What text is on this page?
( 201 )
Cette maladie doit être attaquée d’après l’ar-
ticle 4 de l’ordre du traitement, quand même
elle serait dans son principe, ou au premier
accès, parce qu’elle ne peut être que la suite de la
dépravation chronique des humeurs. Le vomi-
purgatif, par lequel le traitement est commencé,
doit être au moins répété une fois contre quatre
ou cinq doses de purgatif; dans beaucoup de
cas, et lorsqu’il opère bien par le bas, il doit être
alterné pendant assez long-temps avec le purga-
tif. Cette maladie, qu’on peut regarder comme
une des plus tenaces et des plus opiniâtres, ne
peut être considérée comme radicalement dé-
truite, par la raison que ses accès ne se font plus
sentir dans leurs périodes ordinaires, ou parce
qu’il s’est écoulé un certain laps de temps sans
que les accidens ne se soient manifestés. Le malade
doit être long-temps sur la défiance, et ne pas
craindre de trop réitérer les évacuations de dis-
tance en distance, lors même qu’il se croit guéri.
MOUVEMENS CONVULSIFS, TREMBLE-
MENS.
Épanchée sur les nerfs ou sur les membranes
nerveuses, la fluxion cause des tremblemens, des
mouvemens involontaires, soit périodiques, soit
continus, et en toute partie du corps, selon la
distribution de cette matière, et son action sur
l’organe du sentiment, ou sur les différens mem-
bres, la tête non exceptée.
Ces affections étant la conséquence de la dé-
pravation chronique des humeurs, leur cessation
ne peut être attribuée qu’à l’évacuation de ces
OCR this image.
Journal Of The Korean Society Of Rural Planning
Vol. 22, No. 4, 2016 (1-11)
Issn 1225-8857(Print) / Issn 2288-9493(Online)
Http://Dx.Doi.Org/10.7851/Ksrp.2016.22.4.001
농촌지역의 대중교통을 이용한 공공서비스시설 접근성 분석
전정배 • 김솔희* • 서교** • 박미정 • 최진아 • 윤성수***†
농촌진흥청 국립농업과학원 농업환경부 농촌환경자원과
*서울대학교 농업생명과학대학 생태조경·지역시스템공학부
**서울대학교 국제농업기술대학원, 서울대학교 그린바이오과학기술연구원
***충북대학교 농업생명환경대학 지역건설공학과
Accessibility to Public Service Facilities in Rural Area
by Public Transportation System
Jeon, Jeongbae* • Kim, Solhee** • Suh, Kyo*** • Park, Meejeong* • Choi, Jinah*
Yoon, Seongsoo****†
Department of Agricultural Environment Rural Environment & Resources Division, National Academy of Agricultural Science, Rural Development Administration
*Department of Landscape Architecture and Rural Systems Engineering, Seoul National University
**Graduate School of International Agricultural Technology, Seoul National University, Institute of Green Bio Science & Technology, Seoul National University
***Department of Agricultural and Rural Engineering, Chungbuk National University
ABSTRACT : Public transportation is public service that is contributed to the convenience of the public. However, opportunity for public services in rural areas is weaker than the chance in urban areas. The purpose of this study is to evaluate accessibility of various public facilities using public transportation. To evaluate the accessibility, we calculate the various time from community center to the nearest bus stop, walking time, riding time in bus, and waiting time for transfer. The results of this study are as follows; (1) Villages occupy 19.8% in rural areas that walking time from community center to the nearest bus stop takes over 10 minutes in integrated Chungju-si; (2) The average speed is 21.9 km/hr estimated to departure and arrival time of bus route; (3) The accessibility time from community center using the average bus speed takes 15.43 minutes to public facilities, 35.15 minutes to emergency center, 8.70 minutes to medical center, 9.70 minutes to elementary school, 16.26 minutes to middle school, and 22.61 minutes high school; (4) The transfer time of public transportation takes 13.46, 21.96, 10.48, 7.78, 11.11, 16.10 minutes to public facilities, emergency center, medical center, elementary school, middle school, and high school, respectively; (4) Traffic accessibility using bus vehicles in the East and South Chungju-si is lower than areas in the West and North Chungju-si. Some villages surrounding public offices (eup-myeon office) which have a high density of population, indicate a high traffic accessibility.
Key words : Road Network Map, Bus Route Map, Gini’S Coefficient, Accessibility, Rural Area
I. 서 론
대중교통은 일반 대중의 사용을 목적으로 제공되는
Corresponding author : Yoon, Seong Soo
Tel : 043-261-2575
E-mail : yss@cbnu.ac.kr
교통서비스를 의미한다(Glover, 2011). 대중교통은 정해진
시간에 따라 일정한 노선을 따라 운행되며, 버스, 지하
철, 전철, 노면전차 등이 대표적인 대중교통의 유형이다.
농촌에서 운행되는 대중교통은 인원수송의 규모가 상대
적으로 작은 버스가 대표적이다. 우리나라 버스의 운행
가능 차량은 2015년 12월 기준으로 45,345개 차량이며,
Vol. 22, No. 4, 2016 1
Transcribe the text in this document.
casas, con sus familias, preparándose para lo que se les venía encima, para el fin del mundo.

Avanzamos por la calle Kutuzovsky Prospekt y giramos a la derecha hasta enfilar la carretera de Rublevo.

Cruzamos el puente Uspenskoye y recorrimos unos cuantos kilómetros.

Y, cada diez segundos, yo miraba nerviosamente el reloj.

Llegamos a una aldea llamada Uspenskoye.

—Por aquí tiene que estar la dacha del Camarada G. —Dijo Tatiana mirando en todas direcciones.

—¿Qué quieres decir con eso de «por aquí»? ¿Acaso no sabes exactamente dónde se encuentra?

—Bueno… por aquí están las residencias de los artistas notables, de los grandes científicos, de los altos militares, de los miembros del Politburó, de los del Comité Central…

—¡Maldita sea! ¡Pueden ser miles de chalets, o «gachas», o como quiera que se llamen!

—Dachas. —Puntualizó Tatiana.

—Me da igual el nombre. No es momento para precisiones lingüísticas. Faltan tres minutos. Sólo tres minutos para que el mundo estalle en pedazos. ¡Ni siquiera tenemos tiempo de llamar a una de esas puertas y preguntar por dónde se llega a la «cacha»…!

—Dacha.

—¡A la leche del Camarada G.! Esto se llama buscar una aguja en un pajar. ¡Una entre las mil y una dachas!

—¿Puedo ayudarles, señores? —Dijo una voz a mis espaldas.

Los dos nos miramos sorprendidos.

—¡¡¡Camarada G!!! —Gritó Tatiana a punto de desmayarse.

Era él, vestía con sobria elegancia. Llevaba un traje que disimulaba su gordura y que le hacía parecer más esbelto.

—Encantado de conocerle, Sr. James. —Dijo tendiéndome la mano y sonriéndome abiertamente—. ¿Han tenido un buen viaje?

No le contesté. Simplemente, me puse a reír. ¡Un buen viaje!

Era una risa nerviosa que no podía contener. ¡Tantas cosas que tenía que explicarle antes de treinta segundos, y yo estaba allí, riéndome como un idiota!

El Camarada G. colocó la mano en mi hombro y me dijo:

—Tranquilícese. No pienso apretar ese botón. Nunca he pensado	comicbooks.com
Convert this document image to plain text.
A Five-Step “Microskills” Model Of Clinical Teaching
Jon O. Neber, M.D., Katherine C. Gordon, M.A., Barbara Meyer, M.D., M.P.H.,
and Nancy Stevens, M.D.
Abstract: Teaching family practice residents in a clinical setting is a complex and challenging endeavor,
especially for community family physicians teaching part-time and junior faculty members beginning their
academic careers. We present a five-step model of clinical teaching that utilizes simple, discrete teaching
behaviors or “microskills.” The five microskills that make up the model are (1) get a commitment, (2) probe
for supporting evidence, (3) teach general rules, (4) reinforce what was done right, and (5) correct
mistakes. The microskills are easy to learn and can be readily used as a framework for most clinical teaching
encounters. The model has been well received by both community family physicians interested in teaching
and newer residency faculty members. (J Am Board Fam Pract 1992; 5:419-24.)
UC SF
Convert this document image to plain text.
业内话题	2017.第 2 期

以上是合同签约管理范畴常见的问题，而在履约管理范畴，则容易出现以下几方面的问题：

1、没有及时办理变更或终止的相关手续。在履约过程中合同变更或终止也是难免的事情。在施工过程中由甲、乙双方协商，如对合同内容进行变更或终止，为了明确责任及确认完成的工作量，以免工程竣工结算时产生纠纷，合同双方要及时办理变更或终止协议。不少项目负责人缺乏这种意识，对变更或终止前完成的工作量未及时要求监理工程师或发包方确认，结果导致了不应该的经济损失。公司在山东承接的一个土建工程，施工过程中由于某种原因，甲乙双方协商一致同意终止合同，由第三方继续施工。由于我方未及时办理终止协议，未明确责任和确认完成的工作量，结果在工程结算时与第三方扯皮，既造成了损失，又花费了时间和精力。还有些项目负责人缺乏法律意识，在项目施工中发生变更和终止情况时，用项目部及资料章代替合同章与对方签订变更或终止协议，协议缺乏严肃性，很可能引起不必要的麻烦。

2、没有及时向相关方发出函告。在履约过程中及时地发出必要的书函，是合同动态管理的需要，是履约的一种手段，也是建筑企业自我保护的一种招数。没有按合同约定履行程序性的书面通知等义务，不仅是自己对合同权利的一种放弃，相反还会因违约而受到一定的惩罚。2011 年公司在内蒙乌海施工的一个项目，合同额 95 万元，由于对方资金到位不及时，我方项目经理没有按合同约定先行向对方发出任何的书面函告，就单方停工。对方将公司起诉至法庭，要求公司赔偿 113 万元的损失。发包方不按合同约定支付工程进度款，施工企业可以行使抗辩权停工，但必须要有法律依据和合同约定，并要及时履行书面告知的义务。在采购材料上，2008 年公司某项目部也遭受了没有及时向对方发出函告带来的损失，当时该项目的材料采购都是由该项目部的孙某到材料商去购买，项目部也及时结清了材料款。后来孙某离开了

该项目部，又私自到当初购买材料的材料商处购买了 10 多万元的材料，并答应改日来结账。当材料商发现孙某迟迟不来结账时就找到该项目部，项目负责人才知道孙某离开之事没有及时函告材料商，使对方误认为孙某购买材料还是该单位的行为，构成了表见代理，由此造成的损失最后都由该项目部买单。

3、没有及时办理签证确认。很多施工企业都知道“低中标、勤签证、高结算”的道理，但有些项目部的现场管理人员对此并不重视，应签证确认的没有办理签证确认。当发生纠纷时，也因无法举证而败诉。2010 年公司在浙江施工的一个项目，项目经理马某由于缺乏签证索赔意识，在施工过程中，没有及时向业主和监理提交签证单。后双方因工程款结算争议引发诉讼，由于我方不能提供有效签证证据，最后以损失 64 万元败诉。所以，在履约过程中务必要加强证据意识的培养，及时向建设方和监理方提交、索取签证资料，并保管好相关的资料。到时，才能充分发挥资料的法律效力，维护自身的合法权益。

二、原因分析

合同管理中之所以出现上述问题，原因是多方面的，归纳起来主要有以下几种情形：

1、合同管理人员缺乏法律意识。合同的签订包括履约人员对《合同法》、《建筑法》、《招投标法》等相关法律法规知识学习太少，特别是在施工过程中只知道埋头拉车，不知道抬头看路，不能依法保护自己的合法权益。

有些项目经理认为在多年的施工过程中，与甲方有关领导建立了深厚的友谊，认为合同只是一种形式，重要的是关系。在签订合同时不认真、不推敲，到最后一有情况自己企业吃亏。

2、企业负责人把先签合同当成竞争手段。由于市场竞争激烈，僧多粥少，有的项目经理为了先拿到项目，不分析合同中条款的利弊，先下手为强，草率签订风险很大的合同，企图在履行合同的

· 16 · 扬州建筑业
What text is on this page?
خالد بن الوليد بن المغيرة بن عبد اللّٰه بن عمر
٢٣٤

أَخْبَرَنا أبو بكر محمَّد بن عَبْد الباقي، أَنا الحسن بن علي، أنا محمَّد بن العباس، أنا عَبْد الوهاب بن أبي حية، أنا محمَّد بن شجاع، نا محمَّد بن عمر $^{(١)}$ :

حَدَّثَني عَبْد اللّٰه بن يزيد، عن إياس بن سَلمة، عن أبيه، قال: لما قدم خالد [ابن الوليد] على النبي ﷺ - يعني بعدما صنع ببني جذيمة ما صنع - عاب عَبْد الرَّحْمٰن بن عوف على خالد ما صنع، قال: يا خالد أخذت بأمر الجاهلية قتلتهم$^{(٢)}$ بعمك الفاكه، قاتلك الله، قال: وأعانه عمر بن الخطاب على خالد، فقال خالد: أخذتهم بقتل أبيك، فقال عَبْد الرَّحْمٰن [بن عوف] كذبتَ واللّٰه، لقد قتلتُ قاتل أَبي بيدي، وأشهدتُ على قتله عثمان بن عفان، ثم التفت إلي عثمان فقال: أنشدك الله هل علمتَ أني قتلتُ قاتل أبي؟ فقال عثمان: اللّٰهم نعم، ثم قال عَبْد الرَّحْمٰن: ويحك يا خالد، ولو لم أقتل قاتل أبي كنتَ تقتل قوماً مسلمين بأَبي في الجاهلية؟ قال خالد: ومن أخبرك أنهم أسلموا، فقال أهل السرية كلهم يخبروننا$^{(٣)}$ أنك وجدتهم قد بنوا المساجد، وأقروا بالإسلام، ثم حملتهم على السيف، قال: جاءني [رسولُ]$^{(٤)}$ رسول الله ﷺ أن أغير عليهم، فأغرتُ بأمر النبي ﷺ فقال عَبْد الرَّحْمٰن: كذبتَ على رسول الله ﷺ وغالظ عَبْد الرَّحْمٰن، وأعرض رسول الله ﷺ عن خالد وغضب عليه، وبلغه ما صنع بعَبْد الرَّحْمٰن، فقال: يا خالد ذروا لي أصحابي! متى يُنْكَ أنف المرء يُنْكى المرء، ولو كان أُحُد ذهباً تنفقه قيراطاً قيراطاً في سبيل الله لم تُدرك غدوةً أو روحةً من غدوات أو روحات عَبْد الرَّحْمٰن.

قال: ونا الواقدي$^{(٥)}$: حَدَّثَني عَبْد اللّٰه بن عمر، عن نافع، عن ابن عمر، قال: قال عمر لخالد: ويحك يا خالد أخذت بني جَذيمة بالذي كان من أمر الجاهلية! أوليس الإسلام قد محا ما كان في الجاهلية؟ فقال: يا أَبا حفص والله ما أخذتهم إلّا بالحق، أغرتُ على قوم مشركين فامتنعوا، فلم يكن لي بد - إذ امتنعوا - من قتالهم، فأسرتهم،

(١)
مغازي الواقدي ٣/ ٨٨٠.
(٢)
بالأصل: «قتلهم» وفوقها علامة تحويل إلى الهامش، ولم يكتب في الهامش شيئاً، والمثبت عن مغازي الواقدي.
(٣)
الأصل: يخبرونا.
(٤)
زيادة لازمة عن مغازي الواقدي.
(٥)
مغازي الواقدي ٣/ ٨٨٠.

=====

## Work instructions
Search the lines for the string "University" and copy every line that has it.

## Exercise response
*Department of Landscape Architecture and Rural Systems Engineering, Seoul National University
**Graduate School of International Agricultural Technology, Seoul National University, Institute of Green Bio Science & Technology, Seoul National University
***Department of Agricultural and Rural Engineering, Chungbuk National University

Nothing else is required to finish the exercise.